> [Seção de texto]:
Toda crueldade do EI é contextualizada diante de uma história sangrenta. 'Este livro é muito perigoso para mim, poderia me levar à morte.
Robert Fisk
Antes que corajosos espartanos de Obama coloquem suas botas no pequeno território da Síria que os curdos detêm, não muito longe de Qamishli, eles ainda precisam aprender um pouco mais sobre o Estado Islâmico (EI) a partir do trabalho de um historiador sírio. Eles descobririam que Abu Bakr al-Baghdadi, o "califa" do EI, não é apenas um fã de futebol, mas em sua juventude criou um time para os frequentadores da mesquita e até brincou dizendo que era o Maradona do Iraque.
Eles descobririam também que ele se comunica com os funcionários pelo celular, através do WhatsApp e do Skype, fala inglês e exige que todos os relatórios da inteligência sejam impressos em uma única folha de A4 - basicamente o que Churchill exigia de seus burocratas na Segunda Guerra - e também cobra que os cidadãos trabalhem seis dias por semana. Há um sistema postal do EI na sua capital síria (Raca) e se você quiser escrever para Baghdadi (cujo nome original é Ibrahim Awad Ibrahim al-Badri) você só precisa enviar uma carta para: califa Ibrahim, Racaa. "Tenha certeza de que vai chegar com segurança", o escritor de Under the Black Flag foi informado.
Ele é Sami Moubayed, historiador e ex-estudioso do Centro Carnegie em Beirute. Atualmente vive em Damasco. É um homem corajoso e sabe disso.
"Este livro é muito perigoso para mim", ele me disse. "Poderia me levar à morte. É muito diferente das história que escrevi antes - é sobre uma outra Síria e foi muito doloroso escrever sobre isso(...) Você precisa lutar contra os radicais, sim, mas bombardear essas pessoas não é a resposta".

> [Trecho dos dados]:
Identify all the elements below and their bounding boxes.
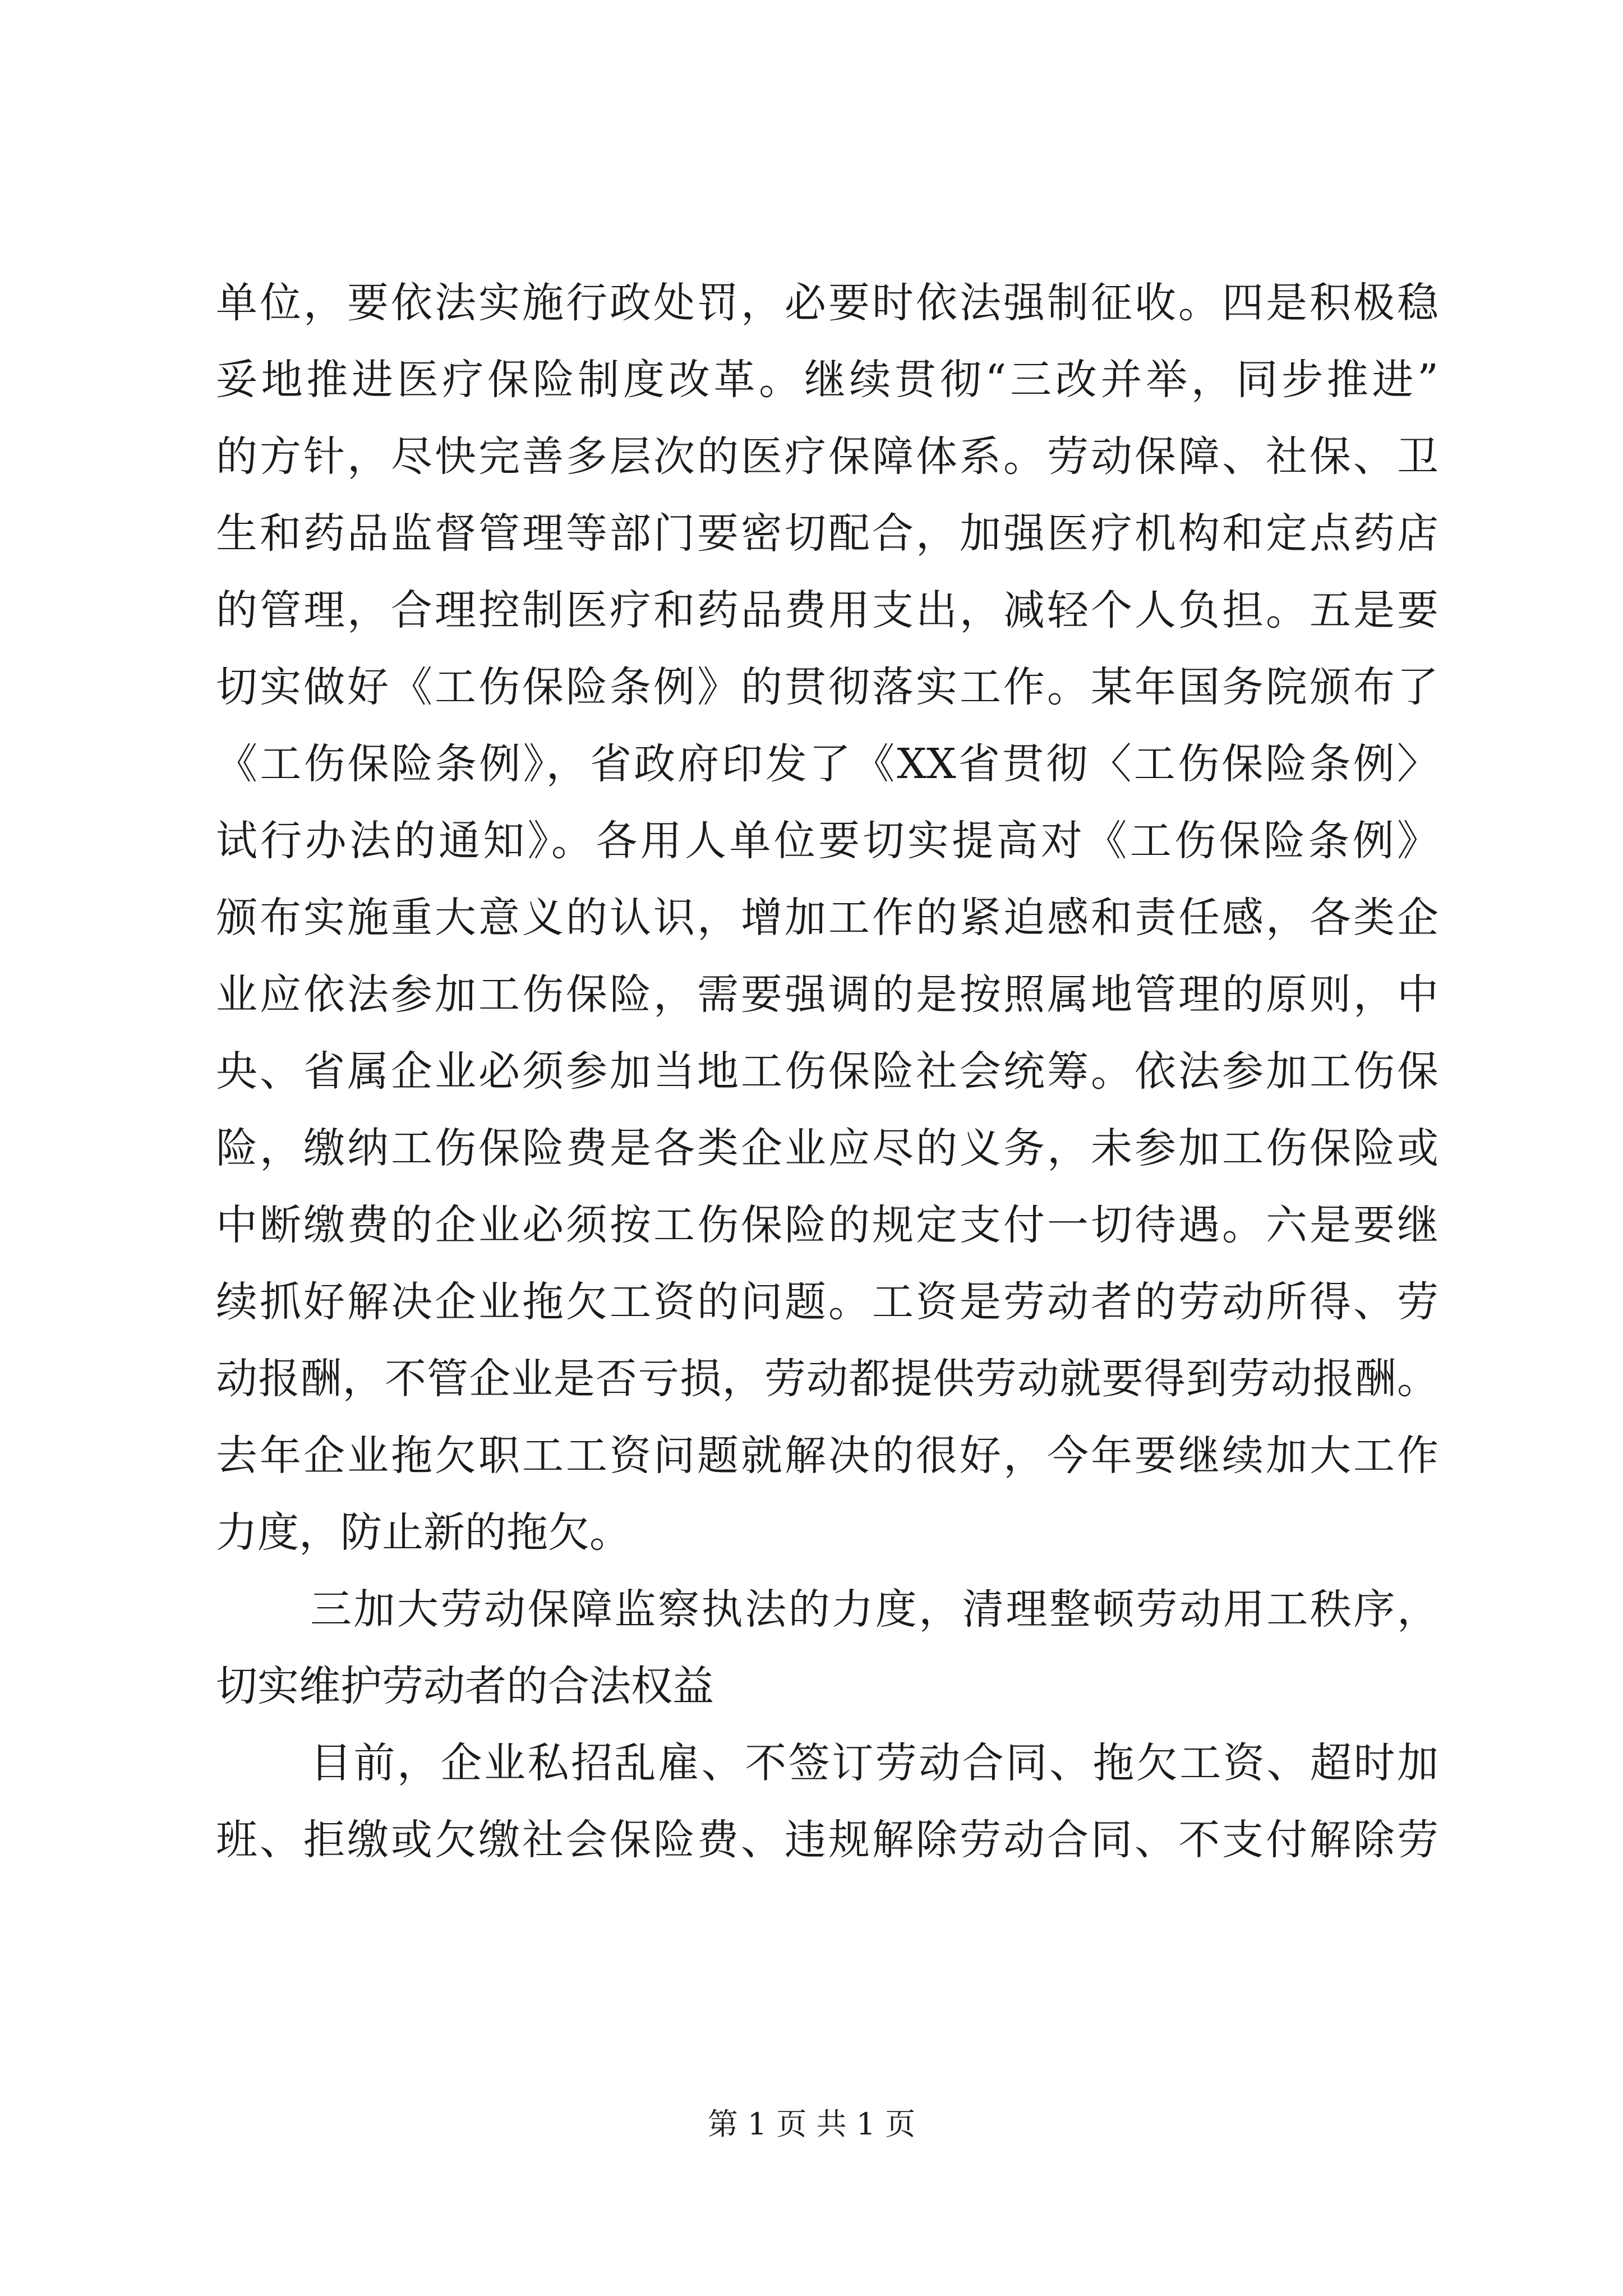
text-line: 动报酬，不管企业是否亏损，劳动都提供劳动就要得到劳动报酬。 xyxy=(216,1355,1438,1403)
paragraph-1 xyxy=(216,265,1438,1571)
section-heading xyxy=(216,1571,1438,1725)
text-line: 去年企业拖欠职工工资问题就解决的很好，今年要继续加大工作 xyxy=(216,1432,1438,1480)
text-line: 《工伤保险条例》，省政府印发了《XX省贯彻〈工伤保险条例〉 xyxy=(216,740,1438,788)
text-line: 颁布实施重大意义的认识，增加工作的紧迫感和责任感，各类企 xyxy=(216,894,1438,942)
text-line: 切实做好《工伤保险条例》的贯彻落实工作。某年国务院颁布了 xyxy=(216,663,1438,711)
text-line: 的方针，尽快完善多层次的医疗保障体系。劳动保障、社保、卫 xyxy=(216,432,1438,481)
text-line: 业应依法参加工伤保险，需要强调的是按照属地管理的原则，中 xyxy=(216,970,1438,1019)
text-line: 险，缴纳工伤保险费是各类企业应尽的义务，未参加工伤保险或 xyxy=(216,1124,1438,1172)
text-line: 试行办法的通知》。各用人单位要切实提高对《工伤保险条例》 xyxy=(216,817,1438,865)
text-line: 央、省属企业必须参加当地工伤保险社会统筹。依法参加工伤保 xyxy=(216,1047,1438,1096)
text-line: 生和药品监督管理等部门要密切配合，加强医疗机构和定点药店 xyxy=(216,509,1438,558)
text-line: 班、拒缴或欠缴社会保险费、违规解除劳动合同、不支付解除劳 xyxy=(216,1816,1438,1864)
text-line: 三加大劳动保障监察执法的力度，清理整顿劳动用工秩序， xyxy=(310,1585,1438,1634)
text-line: 中断缴费的企业必须按工伤保险的规定支付一切待遇。六是要继 xyxy=(216,1201,1438,1249)
text-line: 续抓好解决企业拖欠工资的问题。工资是劳动者的劳动所得、劳 xyxy=(216,1278,1438,1326)
text-line: 切实维护劳动者的合法权益 xyxy=(216,1662,714,1710)
paragraph-3 xyxy=(216,1725,1438,1879)
page-footer: 第 1 页 共 1 页 xyxy=(707,2106,916,2142)
text-line: 目前，企业私招乱雇、不签订劳动合同、拖欠工资、超时加 xyxy=(310,1739,1438,1787)
text-line: 的管理，合理控制医疗和药品费用支出，减轻个人负担。五是要 xyxy=(216,586,1438,634)
text-line: 单位，要依法实施行政处罚，必要时依法强制征收。四是积极稳 xyxy=(216,279,1438,327)
text-line: 妥地推进医疗保险制度改革。继续贯彻“三改并举，同步推进” xyxy=(216,356,1438,404)
document-body xyxy=(216,265,1438,1879)
text-line: 力度，防止新的拖欠。 xyxy=(216,1508,631,1557)
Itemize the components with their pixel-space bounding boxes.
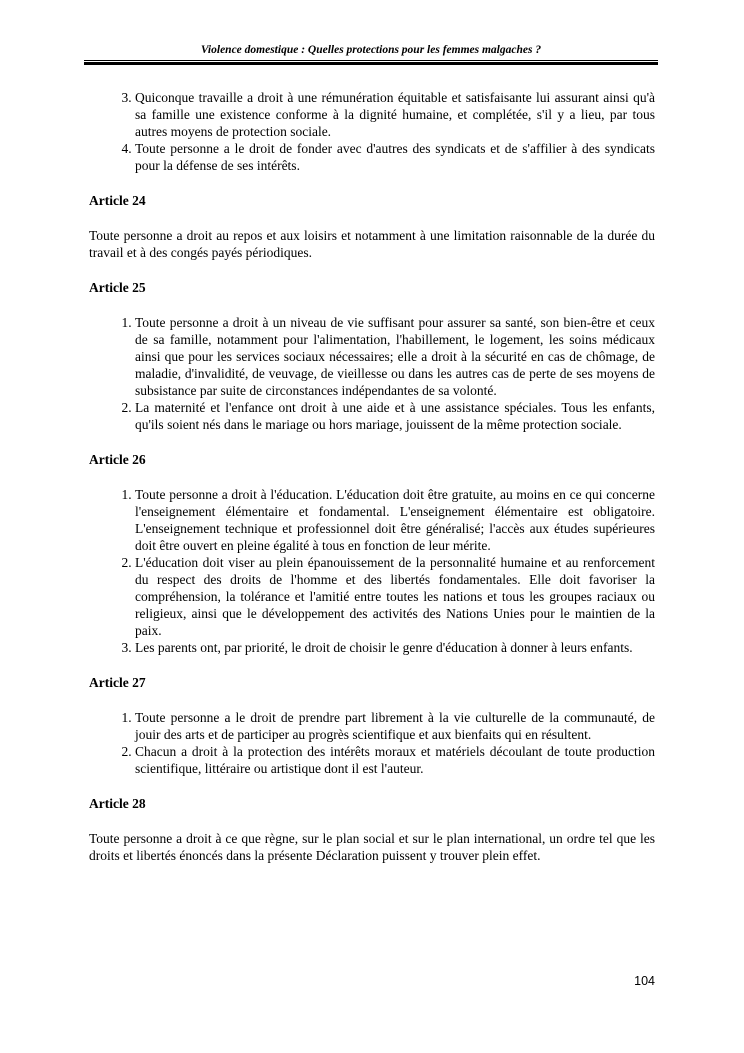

> [Exercícios]:
A) Reescreva como lista mais curta o parágrafo do texto sobre o Estado Islâmico que começa com "Eles descobririam também". Mantenha os fatos principais.
B) Dê continuidade ao texto sobre o Estado Islâmico a partir da última frase apresentada.

> [Respostas]:
A)
- Baghdadi se comunica com os funcionários pelo celular, via WhatsApp e Skype, e fala inglês.
- Ele exige que os relatórios da inteligência sejam impressos em uma única folha A4, como Churchill exigia de seus burocratas na Segunda Guerra.
- Ele cobra que os cidadãos trabalhem seis dias por semana.
- O EI tem um sistema postal em Raca, sua capital síria.
- Uma carta para Baghdadi, cujo nome original é Ibrahim Awad Ibrahim al-Badri, basta ser endereçada a "califa Ibrahim, Racaa". O escritor de Under the Black Flag foi informado de que ela chegaria com segurança.

B)
Como Moubayed também diz em seu livro, "o pré-baathismo na Síria da década de 1950 nunca mais vai voltar - tampouco qualquer baathismo dentre 1963-2011(...). Eu não tenho nenhuma simpatia por islâmicos ou soldados sedentos por poder. O que acontece hoje é um novo capítulo na história do meu país. Um capítulo feio, que vai durar muito mais tempo do que qualquer um de nós desejaria". Um pessimista? Certamente não um baathista. Moubayed realmente deveria tomar cuidado.
Ele conversou com funcionários do EI, incluindo os representantes de mídia, entre eles Abu al-Nada al-Faraj, um inglês de 25 anos formado pela Universidade de Aleppo que trata o EI como "apenas mais um empregador que paga bem" e traduz para a horripilante revista do EI, a Dabiq. Todos os seus funcionários são muçulmanos europeus, viciados no Google com uma lista de publicações críticas para ler. The Independent está entre elas. Mas também o Wall Street Journal, o Foreign Policy e a agência de notícias do governo sírio (SANA).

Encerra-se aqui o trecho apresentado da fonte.